### Problem to work on
Filter for the word "view" and keep each matching line.

** BEGIN Supplied records **

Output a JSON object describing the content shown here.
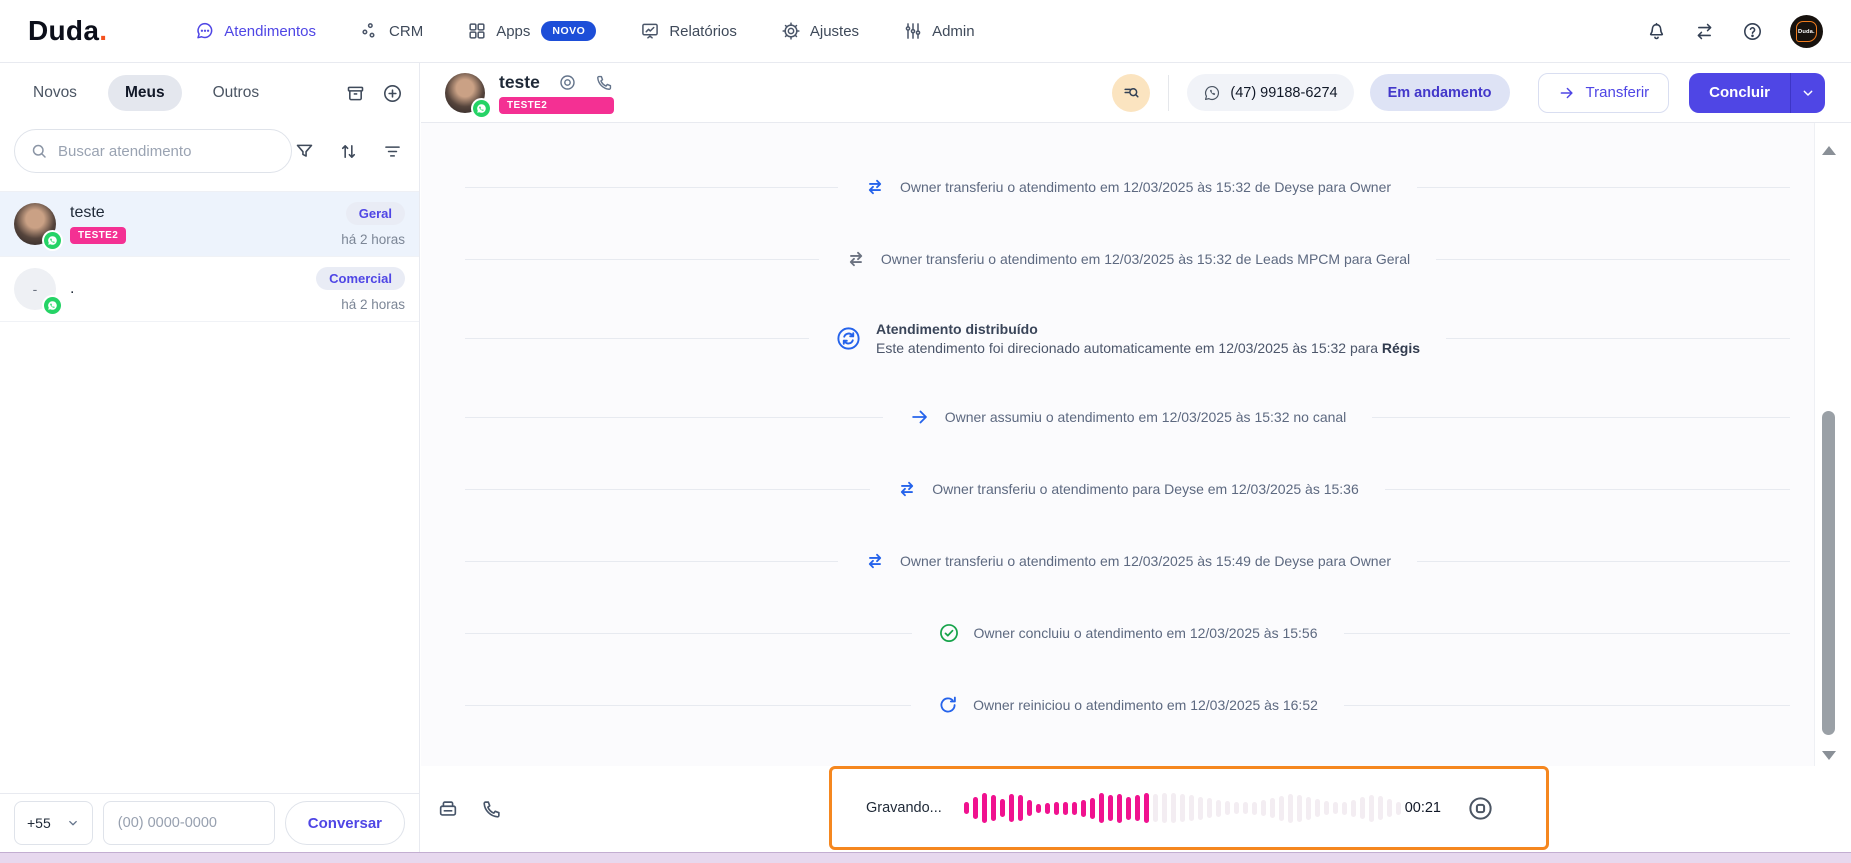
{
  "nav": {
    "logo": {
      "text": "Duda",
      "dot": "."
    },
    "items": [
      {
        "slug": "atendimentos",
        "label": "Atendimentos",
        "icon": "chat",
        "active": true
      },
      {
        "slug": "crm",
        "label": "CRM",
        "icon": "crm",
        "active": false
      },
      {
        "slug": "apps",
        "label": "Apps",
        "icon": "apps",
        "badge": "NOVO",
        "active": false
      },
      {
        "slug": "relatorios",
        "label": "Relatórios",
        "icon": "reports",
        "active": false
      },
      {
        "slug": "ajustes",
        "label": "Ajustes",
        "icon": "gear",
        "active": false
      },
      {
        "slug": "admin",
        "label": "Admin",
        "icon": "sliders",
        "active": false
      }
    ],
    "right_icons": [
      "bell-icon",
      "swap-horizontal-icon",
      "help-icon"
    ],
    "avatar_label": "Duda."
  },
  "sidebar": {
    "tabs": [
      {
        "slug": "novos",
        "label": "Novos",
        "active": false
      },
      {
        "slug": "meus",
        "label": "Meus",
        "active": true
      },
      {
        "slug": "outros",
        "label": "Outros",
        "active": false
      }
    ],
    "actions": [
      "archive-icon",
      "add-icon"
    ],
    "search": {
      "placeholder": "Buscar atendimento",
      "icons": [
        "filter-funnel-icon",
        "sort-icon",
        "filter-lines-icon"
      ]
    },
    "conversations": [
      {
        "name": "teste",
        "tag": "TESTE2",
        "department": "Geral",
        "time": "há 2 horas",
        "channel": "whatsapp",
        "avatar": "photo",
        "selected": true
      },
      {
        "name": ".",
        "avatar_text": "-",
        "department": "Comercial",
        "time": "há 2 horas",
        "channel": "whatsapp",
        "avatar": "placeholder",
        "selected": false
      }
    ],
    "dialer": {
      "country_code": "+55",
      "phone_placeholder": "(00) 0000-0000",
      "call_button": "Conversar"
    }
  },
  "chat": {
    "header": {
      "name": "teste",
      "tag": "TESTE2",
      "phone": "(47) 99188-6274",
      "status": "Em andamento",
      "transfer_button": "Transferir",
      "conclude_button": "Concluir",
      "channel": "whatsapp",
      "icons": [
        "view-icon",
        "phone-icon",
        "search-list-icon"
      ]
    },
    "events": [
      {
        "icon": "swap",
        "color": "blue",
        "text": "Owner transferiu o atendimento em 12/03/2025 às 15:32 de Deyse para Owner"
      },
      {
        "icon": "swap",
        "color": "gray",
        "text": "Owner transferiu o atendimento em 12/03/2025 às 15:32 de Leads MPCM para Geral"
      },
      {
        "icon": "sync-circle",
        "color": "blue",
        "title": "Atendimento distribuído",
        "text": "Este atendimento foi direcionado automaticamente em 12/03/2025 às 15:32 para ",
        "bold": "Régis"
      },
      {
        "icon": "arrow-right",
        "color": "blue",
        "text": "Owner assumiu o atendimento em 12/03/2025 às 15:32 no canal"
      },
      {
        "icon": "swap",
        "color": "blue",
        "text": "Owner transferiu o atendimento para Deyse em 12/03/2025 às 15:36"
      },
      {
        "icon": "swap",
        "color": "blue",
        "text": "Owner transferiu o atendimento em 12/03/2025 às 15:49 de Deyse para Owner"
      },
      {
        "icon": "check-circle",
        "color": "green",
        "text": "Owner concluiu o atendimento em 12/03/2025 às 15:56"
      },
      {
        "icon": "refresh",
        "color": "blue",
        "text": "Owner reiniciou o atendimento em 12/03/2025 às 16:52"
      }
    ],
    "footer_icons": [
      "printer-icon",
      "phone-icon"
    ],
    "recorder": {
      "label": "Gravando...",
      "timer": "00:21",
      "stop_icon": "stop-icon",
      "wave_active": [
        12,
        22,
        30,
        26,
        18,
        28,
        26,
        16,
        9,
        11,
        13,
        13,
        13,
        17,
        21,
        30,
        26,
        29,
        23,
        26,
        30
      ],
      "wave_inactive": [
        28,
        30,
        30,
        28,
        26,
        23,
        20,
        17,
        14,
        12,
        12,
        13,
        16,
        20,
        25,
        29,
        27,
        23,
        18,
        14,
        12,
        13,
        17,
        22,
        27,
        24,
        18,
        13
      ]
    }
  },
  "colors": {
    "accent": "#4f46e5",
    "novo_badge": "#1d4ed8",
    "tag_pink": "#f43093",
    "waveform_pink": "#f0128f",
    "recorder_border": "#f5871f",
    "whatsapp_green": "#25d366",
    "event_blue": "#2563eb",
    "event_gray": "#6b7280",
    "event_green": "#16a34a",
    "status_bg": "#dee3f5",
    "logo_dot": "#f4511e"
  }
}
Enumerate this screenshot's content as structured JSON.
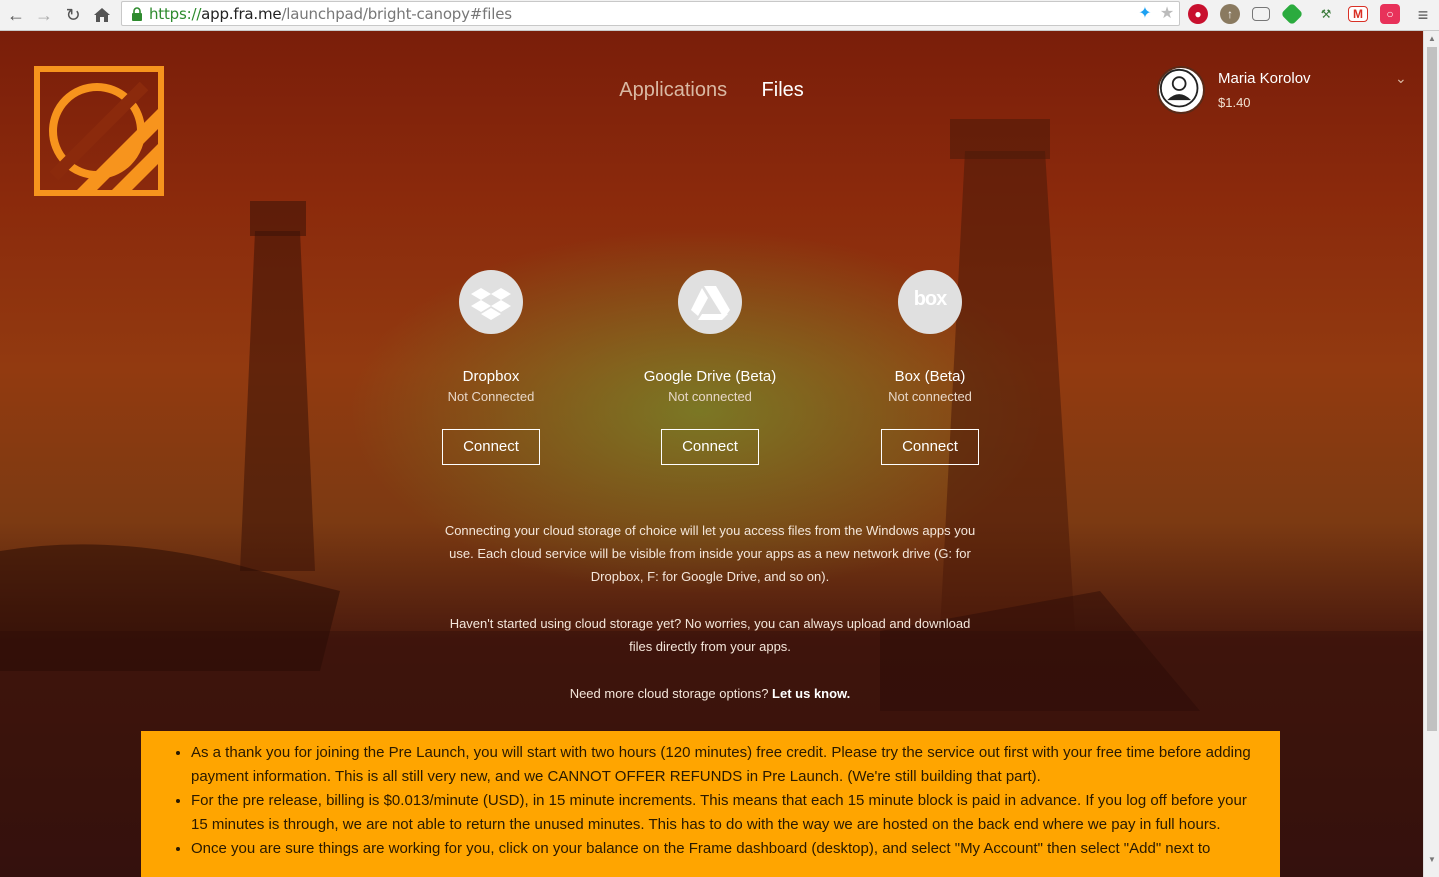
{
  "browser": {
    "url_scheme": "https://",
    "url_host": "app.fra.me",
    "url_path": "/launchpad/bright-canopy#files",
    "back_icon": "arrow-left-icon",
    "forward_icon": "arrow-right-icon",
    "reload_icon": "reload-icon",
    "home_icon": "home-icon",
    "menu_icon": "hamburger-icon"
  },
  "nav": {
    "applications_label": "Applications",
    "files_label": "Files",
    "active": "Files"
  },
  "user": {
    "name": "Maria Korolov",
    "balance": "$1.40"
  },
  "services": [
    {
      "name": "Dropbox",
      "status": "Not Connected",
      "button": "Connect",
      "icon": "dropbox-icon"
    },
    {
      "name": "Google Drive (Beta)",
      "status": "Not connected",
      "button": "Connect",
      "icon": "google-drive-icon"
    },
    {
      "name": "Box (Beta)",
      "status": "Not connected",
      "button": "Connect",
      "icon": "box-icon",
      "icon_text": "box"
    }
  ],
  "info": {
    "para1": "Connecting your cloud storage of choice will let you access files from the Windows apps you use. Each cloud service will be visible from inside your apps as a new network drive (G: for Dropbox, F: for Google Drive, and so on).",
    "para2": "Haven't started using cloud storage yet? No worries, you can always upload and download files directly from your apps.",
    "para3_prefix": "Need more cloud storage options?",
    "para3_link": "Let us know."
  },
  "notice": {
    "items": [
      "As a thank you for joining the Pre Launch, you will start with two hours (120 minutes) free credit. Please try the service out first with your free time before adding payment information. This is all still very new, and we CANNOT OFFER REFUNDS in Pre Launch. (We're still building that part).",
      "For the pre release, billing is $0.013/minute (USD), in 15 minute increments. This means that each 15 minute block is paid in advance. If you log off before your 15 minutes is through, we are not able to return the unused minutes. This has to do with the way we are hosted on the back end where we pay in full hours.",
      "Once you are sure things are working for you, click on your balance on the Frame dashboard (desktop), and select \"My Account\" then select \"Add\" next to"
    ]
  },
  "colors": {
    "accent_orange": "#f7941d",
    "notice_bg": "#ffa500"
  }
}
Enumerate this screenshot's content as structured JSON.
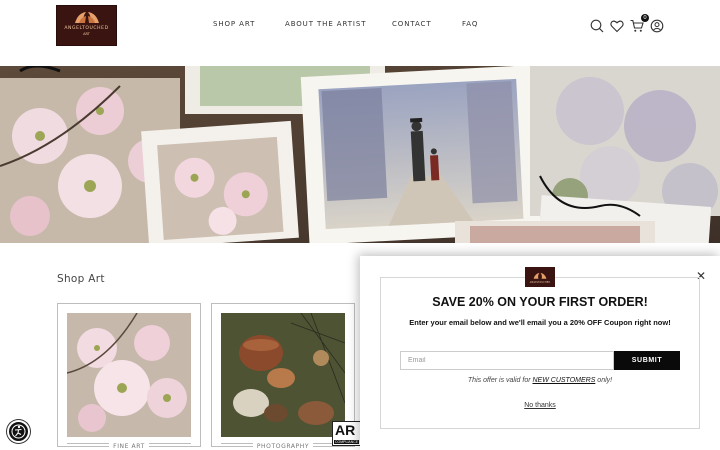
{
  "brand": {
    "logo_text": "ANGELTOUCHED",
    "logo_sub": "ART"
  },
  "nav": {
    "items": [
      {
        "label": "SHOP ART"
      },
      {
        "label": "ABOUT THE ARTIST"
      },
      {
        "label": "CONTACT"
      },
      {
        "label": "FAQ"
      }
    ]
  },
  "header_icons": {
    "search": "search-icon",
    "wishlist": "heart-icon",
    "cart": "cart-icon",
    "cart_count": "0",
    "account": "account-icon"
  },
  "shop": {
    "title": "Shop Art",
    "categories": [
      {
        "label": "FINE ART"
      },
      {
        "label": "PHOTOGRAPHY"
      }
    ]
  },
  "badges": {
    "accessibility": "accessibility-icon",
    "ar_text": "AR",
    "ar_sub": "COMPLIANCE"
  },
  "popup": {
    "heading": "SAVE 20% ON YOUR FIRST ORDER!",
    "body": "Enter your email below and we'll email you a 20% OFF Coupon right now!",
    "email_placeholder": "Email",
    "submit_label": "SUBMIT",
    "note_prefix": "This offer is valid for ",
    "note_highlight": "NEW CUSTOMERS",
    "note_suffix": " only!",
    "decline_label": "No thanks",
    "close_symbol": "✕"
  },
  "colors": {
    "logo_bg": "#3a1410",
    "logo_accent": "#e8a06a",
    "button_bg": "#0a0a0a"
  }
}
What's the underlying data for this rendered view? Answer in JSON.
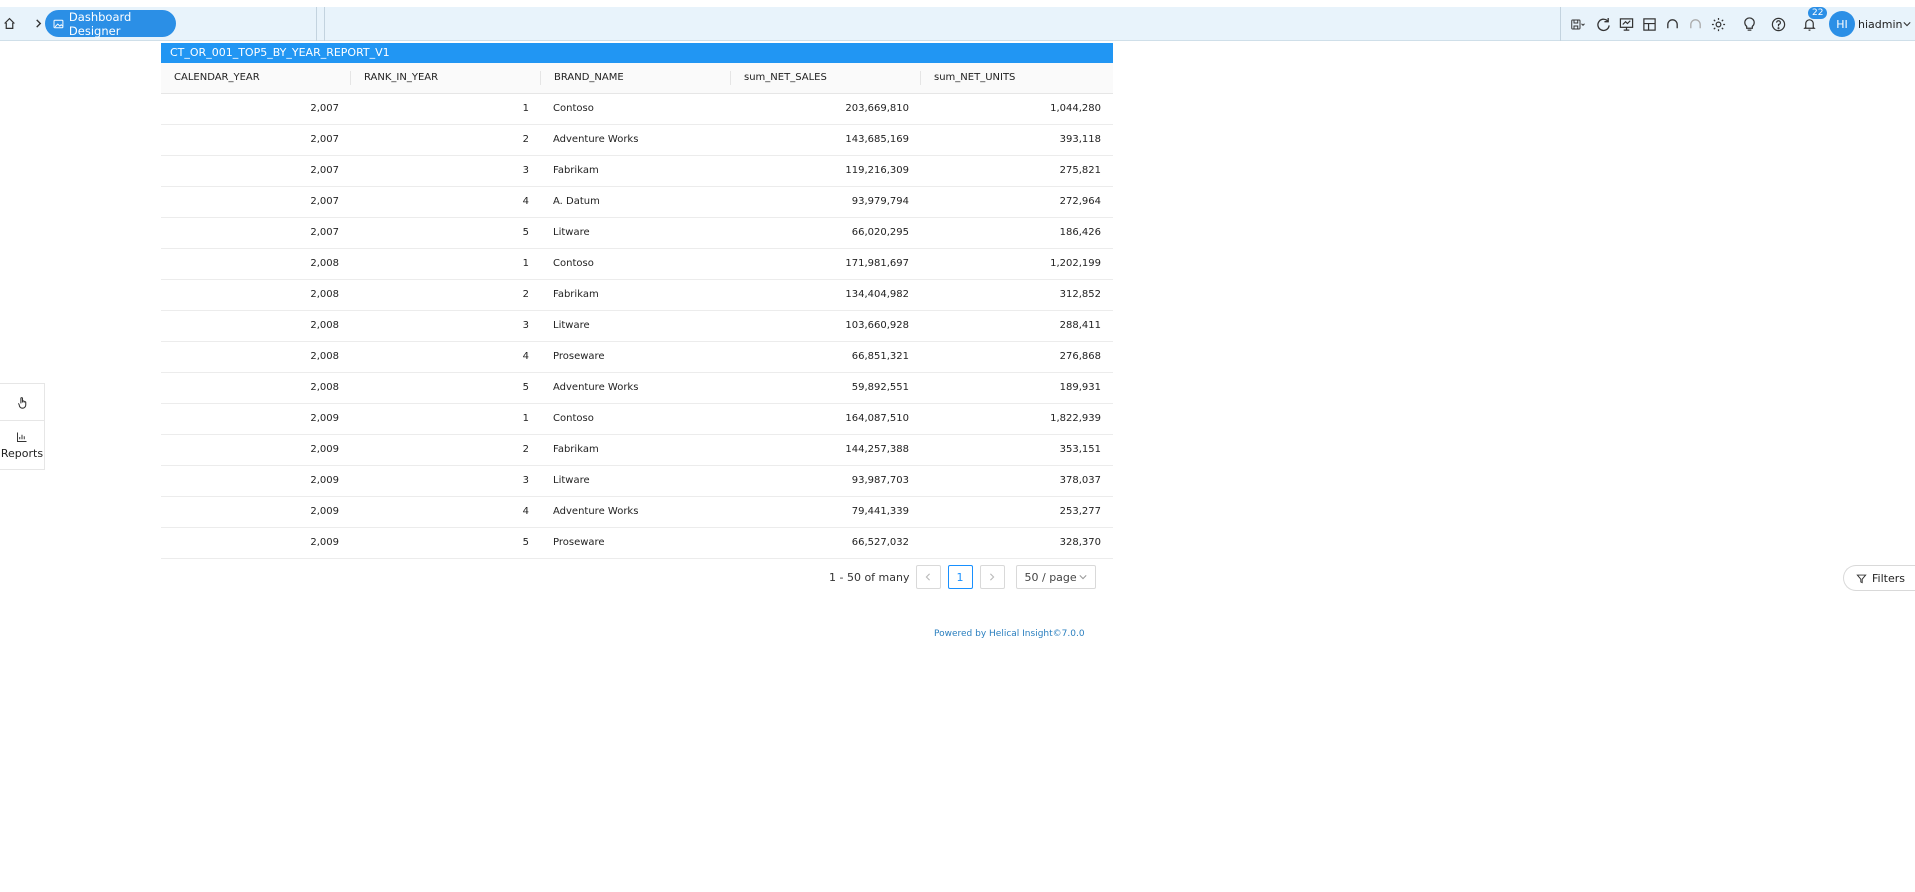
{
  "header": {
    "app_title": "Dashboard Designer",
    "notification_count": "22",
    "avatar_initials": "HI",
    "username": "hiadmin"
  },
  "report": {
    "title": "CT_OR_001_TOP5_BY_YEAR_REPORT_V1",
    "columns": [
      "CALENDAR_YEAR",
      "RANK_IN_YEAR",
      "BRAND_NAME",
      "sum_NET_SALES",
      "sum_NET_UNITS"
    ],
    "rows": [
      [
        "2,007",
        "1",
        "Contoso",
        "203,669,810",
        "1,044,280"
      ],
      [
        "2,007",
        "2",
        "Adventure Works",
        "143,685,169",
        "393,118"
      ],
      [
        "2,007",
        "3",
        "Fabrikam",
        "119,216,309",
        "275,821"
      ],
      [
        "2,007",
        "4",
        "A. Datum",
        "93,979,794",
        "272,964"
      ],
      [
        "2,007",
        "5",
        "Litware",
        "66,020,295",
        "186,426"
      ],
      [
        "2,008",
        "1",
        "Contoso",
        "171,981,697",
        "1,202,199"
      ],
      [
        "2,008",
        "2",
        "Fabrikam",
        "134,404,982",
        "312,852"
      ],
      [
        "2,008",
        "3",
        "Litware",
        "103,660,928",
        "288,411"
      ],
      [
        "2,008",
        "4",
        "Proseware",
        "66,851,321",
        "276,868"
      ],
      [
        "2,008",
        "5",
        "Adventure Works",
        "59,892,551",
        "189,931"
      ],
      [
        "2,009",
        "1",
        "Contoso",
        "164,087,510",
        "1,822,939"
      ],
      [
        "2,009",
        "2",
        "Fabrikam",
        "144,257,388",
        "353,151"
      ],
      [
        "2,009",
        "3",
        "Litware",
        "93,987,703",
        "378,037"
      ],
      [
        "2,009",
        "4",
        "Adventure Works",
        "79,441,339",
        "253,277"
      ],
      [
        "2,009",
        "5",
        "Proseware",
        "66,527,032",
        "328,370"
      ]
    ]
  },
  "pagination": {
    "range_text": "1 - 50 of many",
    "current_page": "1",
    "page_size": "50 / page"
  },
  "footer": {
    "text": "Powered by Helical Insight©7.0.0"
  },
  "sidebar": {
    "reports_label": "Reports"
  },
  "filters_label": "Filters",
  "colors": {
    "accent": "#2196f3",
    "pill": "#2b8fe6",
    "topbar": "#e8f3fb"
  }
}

** END Supplied records **

### Output below
        "view-icon",
What's the underlying data for this rendered view? Answer in JSON.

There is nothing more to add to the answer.